Задания →
[a] Воспроизведите без изменений фрагмент текста о гравюрах Шонгауэра от слов «О том, что Шонгауэр» до слов «со времен Донателло.» включительно.
[b] Выпишите без изменений строки из записей данных, начиная с самой первой и заканчивая строкой, в которой есть «supplement-facts-panel: [240, 245, 1199, 1111]», включая обе крайние строки.

И далеко неслучайным является то обстоятельство, что Шонгауэр в это время постоянно возвращается к изображению стоящей мужской фигуры, занимающей собою всю поверх­ность листа. Ряд таких фигур означает возникновение нового статуарного стиля, в котором на место готически-иррацио­нальных мотивов приходят сочетание телесных форм и естественное построение. Представим себе Иоанна Крестителя (В. 54), выполненного в виде статуи: какое произведение современной Шонгауэру немецкой скульптуры подошло бы ближе к Ренессансу?

В гравюрах, изображающих апостолов (В. 34 — 45), Шон­гауэр рисует мощные фигуры, которые дают повод говорить о ero сходстве с Донателло с точки зрения выбора тем. Обреме­нительная тяжесть одежды, ее отношение к телу в соединении с различными видами простой монументальной постановки стоящей фигуры, четкие контуры импозантных идеальных фигур — все это показывает, как сильно Шонгауэра начинают занимать формальные проблемы независимо от технических и как они для него становятся важнее, чем расширение зри­тельного восприятия.

О том, что Шонгауэр в это время интересовался проблемой изображения нагого тела в том виде, как это было свойственно Ренессансу, свидетельствует большая гравюра «Св. Себас­тьяна» (В. 59). Шонгауэр не ставит здесь своей задачей достижение сходства с образцами, но делает попытку орга­нически-естественного построения тела посредством более


219

резкого подчеркивания его членений и отчетливого возвыше­ния и оформления мускулатуры, в соответствии с основной задачей итальянского искусства со времен Донателло.

Все эти нововведения: самоограничение проблемами изображения фигуры, ритм, построенный на объективных закономерностях, рельефное и статуарное воздействие, идеализация, или, другими словами, — поворот от индивиду­ального к общечеловеческим ценностям и связанный с этим перевес формальных проблем, противопоставленных субъек­тивному наблюдению, — все это соответствует такому понима­нию искусства, которое в Италии являлось результатом дли­тельного развития и которое пытаются охватить названием итальянского Ренессанса. Тот факт, что Шонгауэр направился по этому пути, не удивит нас, если мы вспомним, как в то время (в особенности на Западе) из года в год росло влияние этого направления. Даже нет необходимости предполагать, что Шонгауэр видел итальянские работы (хотя это и не исключено), так как итальянские гравюры могли во многом дать толчок его мысли; совершенно независимо от этого, итальянским влиянием была пропитана атмосфера, и многими не поддающимися нашему исследованию путями идет прибли­жение к духовной культуре Ренессанса еще задолго до того, как появляется возможность говорить о ее непосредственном влиянии.

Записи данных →
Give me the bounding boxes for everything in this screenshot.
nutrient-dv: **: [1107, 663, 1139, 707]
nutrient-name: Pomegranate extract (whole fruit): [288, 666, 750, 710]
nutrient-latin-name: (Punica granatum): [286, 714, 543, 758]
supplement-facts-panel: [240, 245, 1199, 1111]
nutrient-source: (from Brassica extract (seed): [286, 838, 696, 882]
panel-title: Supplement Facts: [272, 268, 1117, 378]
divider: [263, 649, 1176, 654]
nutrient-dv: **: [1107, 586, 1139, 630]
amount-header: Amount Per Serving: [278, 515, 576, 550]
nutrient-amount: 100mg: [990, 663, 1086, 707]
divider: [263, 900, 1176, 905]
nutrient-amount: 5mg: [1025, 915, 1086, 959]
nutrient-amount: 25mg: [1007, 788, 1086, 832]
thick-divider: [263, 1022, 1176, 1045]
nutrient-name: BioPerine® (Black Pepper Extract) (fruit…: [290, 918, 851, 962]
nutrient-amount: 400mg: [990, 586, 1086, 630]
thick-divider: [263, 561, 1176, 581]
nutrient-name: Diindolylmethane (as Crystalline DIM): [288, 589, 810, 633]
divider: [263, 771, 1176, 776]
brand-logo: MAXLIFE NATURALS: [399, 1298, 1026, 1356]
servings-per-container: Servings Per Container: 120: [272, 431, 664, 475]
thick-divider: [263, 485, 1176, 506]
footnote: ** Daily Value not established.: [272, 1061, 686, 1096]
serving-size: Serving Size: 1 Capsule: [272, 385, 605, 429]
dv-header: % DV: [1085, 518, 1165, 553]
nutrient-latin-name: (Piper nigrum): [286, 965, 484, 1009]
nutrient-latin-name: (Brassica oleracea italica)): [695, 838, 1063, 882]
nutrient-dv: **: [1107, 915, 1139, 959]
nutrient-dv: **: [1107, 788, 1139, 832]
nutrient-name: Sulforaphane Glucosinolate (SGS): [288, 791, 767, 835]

Ответы к заданиям →
[a]
О том, что Шонгауэр в это время интересовался проблемой изображения нагого тела в том виде, как это было свойственно Ренессансу, свидетельствует большая гравюра «Св. Себас­тьяна» (В. 59). Шонгауэр не ставит здесь своей задачей достижение сходства с образцами, но делает попытку орга­нически-естественного построения тела посредством более


219

резкого подчеркивания его членений и отчетливого возвыше­ния и оформления мускулатуры, в соответствии с основной задачей итальянского искусства со времен Донателло.

[b]
Give me the bounding boxes for everything in this screenshot.
nutrient-dv: **: [1107, 663, 1139, 707]
nutrient-name: Pomegranate extract (whole fruit): [288, 666, 750, 710]
nutrient-latin-name: (Punica granatum): [286, 714, 543, 758]
supplement-facts-panel: [240, 245, 1199, 1111]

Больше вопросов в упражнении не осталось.